Provide an exact reproduction of every entry.

Dataset entries:
# # # # # # #

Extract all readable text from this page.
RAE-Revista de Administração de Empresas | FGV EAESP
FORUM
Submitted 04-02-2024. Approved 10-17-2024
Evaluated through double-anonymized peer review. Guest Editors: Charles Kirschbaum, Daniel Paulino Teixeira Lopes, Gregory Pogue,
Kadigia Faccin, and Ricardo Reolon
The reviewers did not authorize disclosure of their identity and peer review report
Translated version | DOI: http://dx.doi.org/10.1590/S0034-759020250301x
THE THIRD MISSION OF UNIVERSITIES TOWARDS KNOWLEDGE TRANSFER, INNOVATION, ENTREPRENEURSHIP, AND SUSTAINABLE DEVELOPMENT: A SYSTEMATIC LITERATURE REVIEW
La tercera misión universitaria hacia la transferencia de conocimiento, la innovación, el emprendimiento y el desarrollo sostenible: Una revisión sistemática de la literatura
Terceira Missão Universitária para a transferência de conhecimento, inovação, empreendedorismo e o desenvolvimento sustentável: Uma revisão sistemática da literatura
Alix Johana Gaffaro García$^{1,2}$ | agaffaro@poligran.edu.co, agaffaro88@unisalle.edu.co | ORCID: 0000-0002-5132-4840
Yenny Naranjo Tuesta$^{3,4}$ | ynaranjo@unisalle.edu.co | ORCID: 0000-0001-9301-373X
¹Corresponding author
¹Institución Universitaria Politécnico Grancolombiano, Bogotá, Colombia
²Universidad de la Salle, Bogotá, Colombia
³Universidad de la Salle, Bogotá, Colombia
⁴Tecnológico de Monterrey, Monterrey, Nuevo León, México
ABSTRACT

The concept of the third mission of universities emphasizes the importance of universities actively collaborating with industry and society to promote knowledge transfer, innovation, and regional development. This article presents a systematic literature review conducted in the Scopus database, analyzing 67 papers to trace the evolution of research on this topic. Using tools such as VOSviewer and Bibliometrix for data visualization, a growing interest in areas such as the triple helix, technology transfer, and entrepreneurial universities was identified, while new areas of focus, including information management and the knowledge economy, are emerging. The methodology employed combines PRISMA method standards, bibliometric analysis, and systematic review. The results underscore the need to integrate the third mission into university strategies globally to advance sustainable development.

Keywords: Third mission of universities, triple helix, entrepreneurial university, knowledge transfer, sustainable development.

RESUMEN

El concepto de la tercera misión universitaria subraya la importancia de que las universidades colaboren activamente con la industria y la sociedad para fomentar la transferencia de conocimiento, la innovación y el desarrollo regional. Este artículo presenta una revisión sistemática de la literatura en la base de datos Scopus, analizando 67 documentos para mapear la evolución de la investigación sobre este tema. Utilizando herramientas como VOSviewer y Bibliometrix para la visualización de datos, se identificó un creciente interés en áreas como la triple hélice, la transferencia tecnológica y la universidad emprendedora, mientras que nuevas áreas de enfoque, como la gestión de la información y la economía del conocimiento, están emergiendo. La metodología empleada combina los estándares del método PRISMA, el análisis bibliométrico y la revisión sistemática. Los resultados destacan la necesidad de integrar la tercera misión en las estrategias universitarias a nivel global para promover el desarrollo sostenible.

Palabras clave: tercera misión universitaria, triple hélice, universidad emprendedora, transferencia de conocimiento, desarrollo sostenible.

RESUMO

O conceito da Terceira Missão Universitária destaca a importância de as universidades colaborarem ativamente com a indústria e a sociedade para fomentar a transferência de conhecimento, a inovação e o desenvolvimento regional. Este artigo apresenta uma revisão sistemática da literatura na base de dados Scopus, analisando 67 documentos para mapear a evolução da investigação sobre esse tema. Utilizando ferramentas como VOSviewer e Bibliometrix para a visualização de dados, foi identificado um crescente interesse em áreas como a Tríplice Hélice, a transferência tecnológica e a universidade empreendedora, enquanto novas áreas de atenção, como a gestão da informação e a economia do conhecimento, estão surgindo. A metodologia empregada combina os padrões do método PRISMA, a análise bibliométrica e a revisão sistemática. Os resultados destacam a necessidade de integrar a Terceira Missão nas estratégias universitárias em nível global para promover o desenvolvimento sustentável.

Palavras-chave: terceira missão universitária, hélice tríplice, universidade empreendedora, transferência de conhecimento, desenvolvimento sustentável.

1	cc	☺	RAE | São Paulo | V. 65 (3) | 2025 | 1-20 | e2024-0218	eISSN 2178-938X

# # # # # # #

THE RESPONSE:
Extract all readable text from this page.
RAE-Revista de Administração de Empresas | FGV EAESP
FORUM
Submitted 04-02-2024. Approved 10-17-2024
Evaluated through double-anonymized peer review. Guest Editors: Charles Kirschbaum, Daniel Paulino Teixeira Lopes, Gregory Pogue,
Kadigia Faccin, and Ricardo Reolon
The reviewers did not authorize disclosure of their identity and peer review report
Translated version | DOI: http://dx.doi.org/10.1590/S0034-759020250301x
THE THIRD MISSION OF UNIVERSITIES TOWARDS KNOWLEDGE TRANSFER, INNOVATION, ENTREPRENEURSHIP, AND SUSTAINABLE DEVELOPMENT: A SYSTEMATIC LITERATURE REVIEW
La tercera misión universitaria hacia la transferencia de conocimiento, la innovación, el emprendimiento y el desarrollo sostenible: Una revisión sistemática de la literatura
Terceira Missão Universitária para a transferência de conhecimento, inovação, empreendedorismo e o desenvolvimento sustentável: Uma revisão sistemática da literatura
Alix Johana Gaffaro García$^{1,2}$ | agaffaro@poligran.edu.co, agaffaro88@unisalle.edu.co | ORCID: 0000-0002-5132-4840
Yenny Naranjo Tuesta$^{3,4}$ | ynaranjo@unisalle.edu.co | ORCID: 0000-0001-9301-373X
¹Corresponding author
¹Institución Universitaria Politécnico Grancolombiano, Bogotá, Colombia
²Universidad de la Salle, Bogotá, Colombia
³Universidad de la Salle, Bogotá, Colombia
⁴Tecnológico de Monterrey, Monterrey, Nuevo León, México
ABSTRACT

The concept of the third mission of universities emphasizes the importance of universities actively collaborating with industry and society to promote knowledge transfer, innovation, and regional development. This article presents a systematic literature review conducted in the Scopus database, analyzing 67 papers to trace the evolution of research on this topic. Using tools such as VOSviewer and Bibliometrix for data visualization, a growing interest in areas such as the triple helix, technology transfer, and entrepreneurial universities was identified, while new areas of focus, including information management and the knowledge economy, are emerging. The methodology employed combines PRISMA method standards, bibliometric analysis, and systematic review. The results underscore the need to integrate the third mission into university strategies globally to advance sustainable development.

Keywords: Third mission of universities, triple helix, entrepreneurial university, knowledge transfer, sustainable development.

RESUMEN

El concepto de la tercera misión universitaria subraya la importancia de que las universidades colaboren activamente con la industria y la sociedad para fomentar la transferencia de conocimiento, la innovación y el desarrollo regional. Este artículo presenta una revisión sistemática de la literatura en la base de datos Scopus, analizando 67 documentos para mapear la evolución de la investigación sobre este tema. Utilizando herramientas como VOSviewer y Bibliometrix para la visualización de datos, se identificó un creciente interés en áreas como la triple hélice, la transferencia tecnológica y la universidad emprendedora, mientras que nuevas áreas de enfoque, como la gestión de la información y la economía del conocimiento, están emergiendo. La metodología empleada combina los estándares del método PRISMA, el análisis bibliométrico y la revisión sistemática. Los resultados destacan la necesidad de integrar la tercera misión en las estrategias universitarias a nivel global para promover el desarrollo sostenible.

Palabras clave: tercera misión universitaria, triple hélice, universidad emprendedora, transferencia de conocimiento, desarrollo sostenible.

RESUMO

O conceito da Terceira Missão Universitária destaca a importância de as universidades colaborarem ativamente com a indústria e a sociedade para fomentar a transferência de conhecimento, a inovação e o desenvolvimento regional. Este artigo apresenta uma revisão sistemática da literatura na base de dados Scopus, analisando 67 documentos para mapear a evolução da investigação sobre esse tema. Utilizando ferramentas como VOSviewer e Bibliometrix para a visualização de dados, foi identificado um crescente interesse em áreas como a Tríplice Hélice, a transferência tecnológica e a universidade empreendedora, enquanto novas áreas de atenção, como a gestão da informação e a economia do conhecimento, estão surgindo. A metodologia empregada combina os padrões do método PRISMA, a análise bibliométrica e a revisão sistemática. Os resultados destacam a necessidade de integrar a Terceira Missão nas estratégias universitárias em nível global para promover o desenvolvimento sustentável.

Palavras-chave: terceira missão universitária, hélice tríplice, universidade empreendedora, transferência de conhecimento, desenvolvimento sustentável.

1	cc	☺	RAE | São Paulo | V. 65 (3) | 2025 | 1-20 | e2024-0218	eISSN 2178-938X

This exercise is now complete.